→ **MATERIAL SUPPLIED**:
◆ ◆ ◆

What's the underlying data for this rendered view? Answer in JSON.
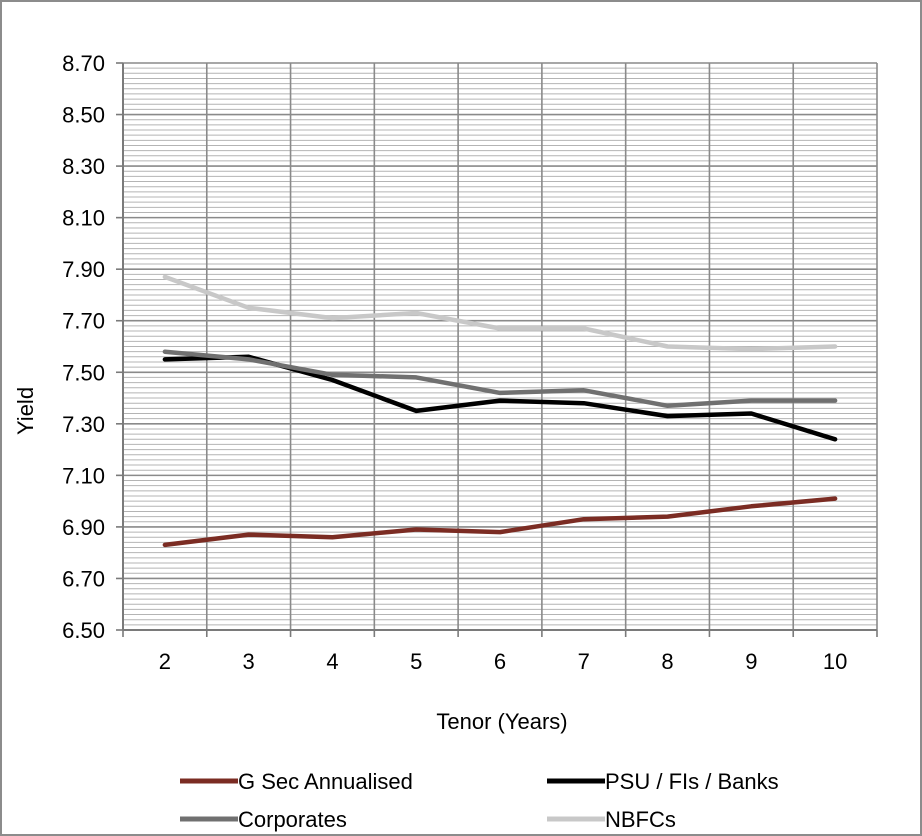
{
  "chart_data": {
    "type": "line",
    "title": "",
    "xlabel": "Tenor (Years)",
    "ylabel": "Yield",
    "x": [
      2,
      3,
      4,
      5,
      6,
      7,
      8,
      9,
      10
    ],
    "ylim": [
      6.5,
      8.7
    ],
    "y_ticks": [
      "6.50",
      "6.70",
      "6.90",
      "7.10",
      "7.30",
      "7.50",
      "7.70",
      "7.90",
      "8.10",
      "8.30",
      "8.50",
      "8.70"
    ],
    "x_ticks": [
      "2",
      "3",
      "4",
      "5",
      "6",
      "7",
      "8",
      "9",
      "10"
    ],
    "grid": true,
    "legend_position": "bottom",
    "series": [
      {
        "name": "G Sec Annualised",
        "color": "#7b2c23",
        "values": [
          6.83,
          6.87,
          6.86,
          6.89,
          6.88,
          6.93,
          6.94,
          6.98,
          7.01
        ]
      },
      {
        "name": "PSU / FIs / Banks",
        "color": "#000000",
        "values": [
          7.55,
          7.56,
          7.47,
          7.35,
          7.39,
          7.38,
          7.33,
          7.34,
          7.24
        ]
      },
      {
        "name": "Corporates",
        "color": "#707070",
        "values": [
          7.58,
          7.55,
          7.49,
          7.48,
          7.42,
          7.43,
          7.37,
          7.39,
          7.39
        ]
      },
      {
        "name": "NBFCs",
        "color": "#c8c8c8",
        "values": [
          7.87,
          7.75,
          7.71,
          7.73,
          7.67,
          7.67,
          7.6,
          7.59,
          7.6
        ]
      }
    ]
  }
}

◆ ◆ ◆

→ **TASK REQUIREMENTS**:
Restate each line of the records exactly; pictures do not belong in the copy.

→ **FINAL RESULT**:
What's the underlying data for this rendered view? Answer in JSON.
{
  "chart_data": {
    "type": "line",
    "title": "",
    "xlabel": "Tenor (Years)",
    "ylabel": "Yield",
    "x": [
      2,
      3,
      4,
      5,
      6,
      7,
      8,
      9,
      10
    ],
    "ylim": [
      6.5,
      8.7
    ],
    "y_ticks": [
      "6.50",
      "6.70",
      "6.90",
      "7.10",
      "7.30",
      "7.50",
      "7.70",
      "7.90",
      "8.10",
      "8.30",
      "8.50",
      "8.70"
    ],
    "x_ticks": [
      "2",
      "3",
      "4",
      "5",
      "6",
      "7",
      "8",
      "9",
      "10"
    ],
    "grid": true,
    "legend_position": "bottom",
    "series": [
      {
        "name": "G Sec Annualised",
        "color": "#7b2c23",
        "values": [
          6.83,
          6.87,
          6.86,
          6.89,
          6.88,
          6.93,
          6.94,
          6.98,
          7.01
        ]
      },
      {
        "name": "PSU / FIs / Banks",
        "color": "#000000",
        "values": [
          7.55,
          7.56,
          7.47,
          7.35,
          7.39,
          7.38,
          7.33,
          7.34,
          7.24
        ]
      },
      {
        "name": "Corporates",
        "color": "#707070",
        "values": [
          7.58,
          7.55,
          7.49,
          7.48,
          7.42,
          7.43,
          7.37,
          7.39,
          7.39
        ]
      },
      {
        "name": "NBFCs",
        "color": "#c8c8c8",
        "values": [
          7.87,
          7.75,
          7.71,
          7.73,
          7.67,
          7.67,
          7.6,
          7.59,
          7.6
        ]
      }
    ]
  }
}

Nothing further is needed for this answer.